* begin Dataset *

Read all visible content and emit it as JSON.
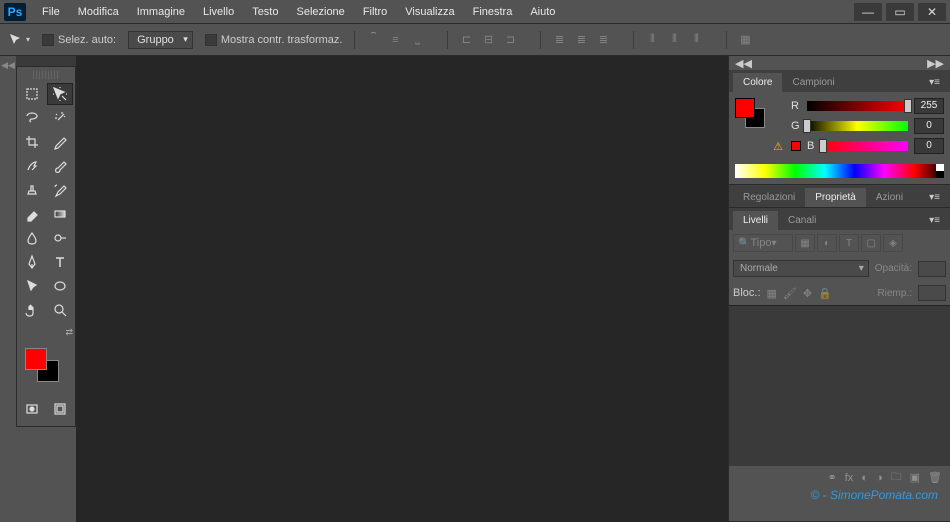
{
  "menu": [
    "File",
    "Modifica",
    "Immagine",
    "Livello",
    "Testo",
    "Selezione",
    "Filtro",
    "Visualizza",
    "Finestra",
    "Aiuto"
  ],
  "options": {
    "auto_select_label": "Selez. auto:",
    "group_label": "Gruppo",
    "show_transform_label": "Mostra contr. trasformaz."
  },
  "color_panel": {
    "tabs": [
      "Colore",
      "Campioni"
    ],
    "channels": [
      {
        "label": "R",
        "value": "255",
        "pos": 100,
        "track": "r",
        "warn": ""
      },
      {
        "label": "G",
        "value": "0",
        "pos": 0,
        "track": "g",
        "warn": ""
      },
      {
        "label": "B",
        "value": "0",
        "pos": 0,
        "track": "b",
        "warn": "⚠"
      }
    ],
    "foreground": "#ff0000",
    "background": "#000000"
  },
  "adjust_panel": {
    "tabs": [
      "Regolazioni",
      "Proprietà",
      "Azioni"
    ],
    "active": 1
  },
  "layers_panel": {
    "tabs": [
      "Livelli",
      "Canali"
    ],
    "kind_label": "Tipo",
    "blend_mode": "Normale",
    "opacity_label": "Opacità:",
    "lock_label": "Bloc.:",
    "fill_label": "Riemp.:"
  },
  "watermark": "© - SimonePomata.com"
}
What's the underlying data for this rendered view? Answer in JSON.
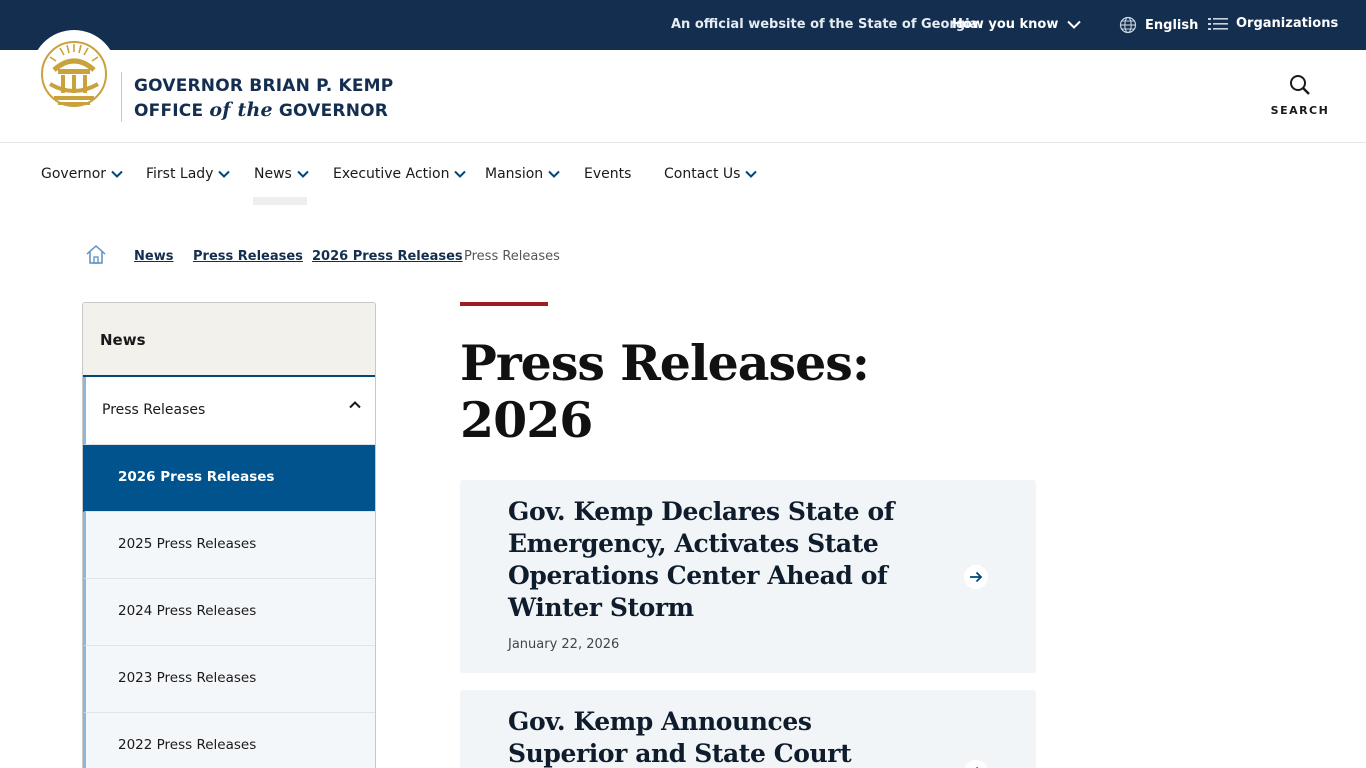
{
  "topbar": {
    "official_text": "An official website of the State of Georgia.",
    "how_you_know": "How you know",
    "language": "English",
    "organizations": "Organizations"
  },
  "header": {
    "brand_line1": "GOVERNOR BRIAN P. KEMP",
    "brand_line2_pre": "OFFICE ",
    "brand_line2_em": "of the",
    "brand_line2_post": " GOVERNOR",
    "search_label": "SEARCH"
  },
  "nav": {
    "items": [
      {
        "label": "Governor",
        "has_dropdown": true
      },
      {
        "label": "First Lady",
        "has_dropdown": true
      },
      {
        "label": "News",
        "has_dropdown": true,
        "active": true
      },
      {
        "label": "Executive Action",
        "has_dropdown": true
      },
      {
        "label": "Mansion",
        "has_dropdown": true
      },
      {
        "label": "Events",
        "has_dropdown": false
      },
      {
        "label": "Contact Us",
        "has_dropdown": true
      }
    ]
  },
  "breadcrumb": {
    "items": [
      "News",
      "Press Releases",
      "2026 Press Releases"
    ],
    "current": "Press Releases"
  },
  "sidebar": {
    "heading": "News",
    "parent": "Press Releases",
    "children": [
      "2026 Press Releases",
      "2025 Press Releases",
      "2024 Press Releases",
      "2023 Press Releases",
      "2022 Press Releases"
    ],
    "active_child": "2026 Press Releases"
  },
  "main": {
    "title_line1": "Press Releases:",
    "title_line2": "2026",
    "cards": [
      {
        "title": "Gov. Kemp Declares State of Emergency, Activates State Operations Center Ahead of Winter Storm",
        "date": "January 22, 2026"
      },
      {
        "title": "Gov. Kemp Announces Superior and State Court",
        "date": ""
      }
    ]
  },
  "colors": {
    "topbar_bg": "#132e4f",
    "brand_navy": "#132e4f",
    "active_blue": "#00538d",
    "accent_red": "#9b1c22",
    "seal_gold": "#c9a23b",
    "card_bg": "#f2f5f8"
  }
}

* end Dataset *

Extract every line of the data exactly; pictures stay out.

Read all visible content and emit it as JSON.
{
  "menu": [
    "File",
    "Modifica",
    "Immagine",
    "Livello",
    "Testo",
    "Selezione",
    "Filtro",
    "Visualizza",
    "Finestra",
    "Aiuto"
  ],
  "options": {
    "auto_select_label": "Selez. auto:",
    "group_label": "Gruppo",
    "show_transform_label": "Mostra contr. trasformaz."
  },
  "color_panel": {
    "tabs": [
      "Colore",
      "Campioni"
    ],
    "channels": [
      {
        "label": "R",
        "value": "255",
        "pos": 100,
        "track": "r",
        "warn": ""
      },
      {
        "label": "G",
        "value": "0",
        "pos": 0,
        "track": "g",
        "warn": ""
      },
      {
        "label": "B",
        "value": "0",
        "pos": 0,
        "track": "b",
        "warn": "⚠"
      }
    ],
    "foreground": "#ff0000",
    "background": "#000000"
  },
  "adjust_panel": {
    "tabs": [
      "Regolazioni",
      "Proprietà",
      "Azioni"
    ],
    "active": 1
  },
  "layers_panel": {
    "tabs": [
      "Livelli",
      "Canali"
    ],
    "kind_label": "Tipo",
    "blend_mode": "Normale",
    "opacity_label": "Opacità:",
    "lock_label": "Bloc.:",
    "fill_label": "Riemp.:"
  },
  "watermark": "© - SimonePomata.com"
}
What's the underlying data for this rendered view? Answer in JSON.
{
  "topbar": {
    "official_text": "An official website of the State of Georgia.",
    "how_you_know": "How you know",
    "language": "English",
    "organizations": "Organizations"
  },
  "header": {
    "brand_line1": "GOVERNOR BRIAN P. KEMP",
    "brand_line2_pre": "OFFICE ",
    "brand_line2_em": "of the",
    "brand_line2_post": " GOVERNOR",
    "search_label": "SEARCH"
  },
  "nav": {
    "items": [
      {
        "label": "Governor",
        "has_dropdown": true
      },
      {
        "label": "First Lady",
        "has_dropdown": true
      },
      {
        "label": "News",
        "has_dropdown": true,
        "active": true
      },
      {
        "label": "Executive Action",
        "has_dropdown": true
      },
      {
        "label": "Mansion",
        "has_dropdown": true
      },
      {
        "label": "Events",
        "has_dropdown": false
      },
      {
        "label": "Contact Us",
        "has_dropdown": true
      }
    ]
  },
  "breadcrumb": {
    "items": [
      "News",
      "Press Releases",
      "2026 Press Releases"
    ],
    "current": "Press Releases"
  },
  "sidebar": {
    "heading": "News",
    "parent": "Press Releases",
    "children": [
      "2026 Press Releases",
      "2025 Press Releases",
      "2024 Press Releases",
      "2023 Press Releases",
      "2022 Press Releases"
    ],
    "active_child": "2026 Press Releases"
  },
  "main": {
    "title_line1": "Press Releases:",
    "title_line2": "2026",
    "cards": [
      {
        "title": "Gov. Kemp Declares State of Emergency, Activates State Operations Center Ahead of Winter Storm",
        "date": "January 22, 2026"
      },
      {
        "title": "Gov. Kemp Announces Superior and State Court",
        "date": ""
      }
    ]
  },
  "colors": {
    "topbar_bg": "#132e4f",
    "brand_navy": "#132e4f",
    "active_blue": "#00538d",
    "accent_red": "#9b1c22",
    "seal_gold": "#c9a23b",
    "card_bg": "#f2f5f8"
  }
}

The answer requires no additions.